**What you will do:** Which lines hold the word "CONSON"? Copy each one.

**Data listing:**

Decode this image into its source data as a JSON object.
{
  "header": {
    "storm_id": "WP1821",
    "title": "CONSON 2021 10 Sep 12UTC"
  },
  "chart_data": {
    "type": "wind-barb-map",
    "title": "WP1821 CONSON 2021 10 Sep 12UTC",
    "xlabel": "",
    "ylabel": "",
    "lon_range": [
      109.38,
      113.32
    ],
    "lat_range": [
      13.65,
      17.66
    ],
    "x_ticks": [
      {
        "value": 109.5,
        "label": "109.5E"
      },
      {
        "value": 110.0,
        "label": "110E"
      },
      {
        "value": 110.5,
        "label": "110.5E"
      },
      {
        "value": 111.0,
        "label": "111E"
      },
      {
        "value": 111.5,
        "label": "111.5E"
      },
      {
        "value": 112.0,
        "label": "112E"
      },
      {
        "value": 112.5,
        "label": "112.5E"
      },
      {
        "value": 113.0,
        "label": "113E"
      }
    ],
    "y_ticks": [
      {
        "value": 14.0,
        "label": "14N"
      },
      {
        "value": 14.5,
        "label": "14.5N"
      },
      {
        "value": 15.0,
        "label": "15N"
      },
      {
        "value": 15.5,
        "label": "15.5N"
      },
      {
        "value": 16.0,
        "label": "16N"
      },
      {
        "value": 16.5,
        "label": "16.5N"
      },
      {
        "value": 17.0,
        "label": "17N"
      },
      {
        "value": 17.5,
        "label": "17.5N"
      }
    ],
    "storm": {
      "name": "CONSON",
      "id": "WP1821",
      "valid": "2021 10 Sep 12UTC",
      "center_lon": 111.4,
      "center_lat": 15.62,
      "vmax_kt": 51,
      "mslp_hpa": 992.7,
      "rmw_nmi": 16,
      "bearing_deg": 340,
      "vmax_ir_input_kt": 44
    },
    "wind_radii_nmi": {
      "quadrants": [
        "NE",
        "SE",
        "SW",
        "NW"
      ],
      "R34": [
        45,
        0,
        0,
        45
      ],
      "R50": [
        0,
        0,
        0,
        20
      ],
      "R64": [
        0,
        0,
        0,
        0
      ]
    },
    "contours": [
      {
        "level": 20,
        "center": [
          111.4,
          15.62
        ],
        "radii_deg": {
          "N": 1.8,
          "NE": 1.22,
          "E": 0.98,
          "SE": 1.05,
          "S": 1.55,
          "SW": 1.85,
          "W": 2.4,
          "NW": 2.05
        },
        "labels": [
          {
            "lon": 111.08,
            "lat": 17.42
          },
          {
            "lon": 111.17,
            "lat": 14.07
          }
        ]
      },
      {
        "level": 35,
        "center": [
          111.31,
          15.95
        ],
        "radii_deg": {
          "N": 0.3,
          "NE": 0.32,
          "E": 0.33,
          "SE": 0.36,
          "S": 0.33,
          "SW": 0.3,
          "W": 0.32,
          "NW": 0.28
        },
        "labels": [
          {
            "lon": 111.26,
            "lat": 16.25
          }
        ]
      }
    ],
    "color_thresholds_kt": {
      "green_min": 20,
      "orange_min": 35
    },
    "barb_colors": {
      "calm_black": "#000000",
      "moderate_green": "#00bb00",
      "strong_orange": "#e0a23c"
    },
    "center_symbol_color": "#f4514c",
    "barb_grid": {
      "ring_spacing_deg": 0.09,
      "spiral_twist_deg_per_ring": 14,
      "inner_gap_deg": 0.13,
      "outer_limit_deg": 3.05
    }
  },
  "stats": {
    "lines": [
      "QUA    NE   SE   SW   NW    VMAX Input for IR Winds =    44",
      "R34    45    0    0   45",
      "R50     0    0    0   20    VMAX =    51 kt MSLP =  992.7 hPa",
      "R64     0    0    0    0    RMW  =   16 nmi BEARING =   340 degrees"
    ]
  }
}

---

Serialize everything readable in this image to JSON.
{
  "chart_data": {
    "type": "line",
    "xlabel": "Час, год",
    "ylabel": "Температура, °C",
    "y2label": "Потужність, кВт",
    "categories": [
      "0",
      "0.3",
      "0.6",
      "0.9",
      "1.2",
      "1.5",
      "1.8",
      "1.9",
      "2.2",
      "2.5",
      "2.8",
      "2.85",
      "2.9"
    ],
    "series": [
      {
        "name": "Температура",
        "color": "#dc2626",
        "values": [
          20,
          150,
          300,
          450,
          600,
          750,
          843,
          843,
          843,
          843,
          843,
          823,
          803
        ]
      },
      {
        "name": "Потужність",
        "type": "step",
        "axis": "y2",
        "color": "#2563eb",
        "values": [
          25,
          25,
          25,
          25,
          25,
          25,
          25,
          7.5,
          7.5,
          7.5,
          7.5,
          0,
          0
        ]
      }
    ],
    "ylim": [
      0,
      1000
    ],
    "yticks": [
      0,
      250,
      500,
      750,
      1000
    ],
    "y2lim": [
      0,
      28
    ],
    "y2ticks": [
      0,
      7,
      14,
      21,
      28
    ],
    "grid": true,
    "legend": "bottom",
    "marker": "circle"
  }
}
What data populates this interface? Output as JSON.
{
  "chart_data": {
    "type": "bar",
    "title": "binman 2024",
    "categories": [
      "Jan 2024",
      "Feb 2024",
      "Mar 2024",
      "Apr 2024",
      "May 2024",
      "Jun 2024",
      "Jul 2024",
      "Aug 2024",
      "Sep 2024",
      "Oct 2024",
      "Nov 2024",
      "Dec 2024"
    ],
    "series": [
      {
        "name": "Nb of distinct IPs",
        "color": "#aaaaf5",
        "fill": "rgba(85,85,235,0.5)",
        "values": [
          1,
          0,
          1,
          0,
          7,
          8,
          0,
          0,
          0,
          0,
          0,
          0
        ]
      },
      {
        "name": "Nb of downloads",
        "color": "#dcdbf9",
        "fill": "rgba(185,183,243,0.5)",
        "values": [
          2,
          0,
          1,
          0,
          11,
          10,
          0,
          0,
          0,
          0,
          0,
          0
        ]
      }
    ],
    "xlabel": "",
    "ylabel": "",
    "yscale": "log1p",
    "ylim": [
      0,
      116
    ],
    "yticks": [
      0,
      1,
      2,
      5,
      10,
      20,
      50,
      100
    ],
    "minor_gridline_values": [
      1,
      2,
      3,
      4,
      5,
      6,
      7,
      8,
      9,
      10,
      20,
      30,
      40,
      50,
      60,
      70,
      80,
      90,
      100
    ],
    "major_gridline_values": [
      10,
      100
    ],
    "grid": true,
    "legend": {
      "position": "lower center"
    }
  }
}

**Reply to the task:**
    "title": "CONSON 2021 10 Sep 12UTC"
    "title": "WP1821 CONSON 2021 10 Sep 12UTC",
      "name": "CONSON",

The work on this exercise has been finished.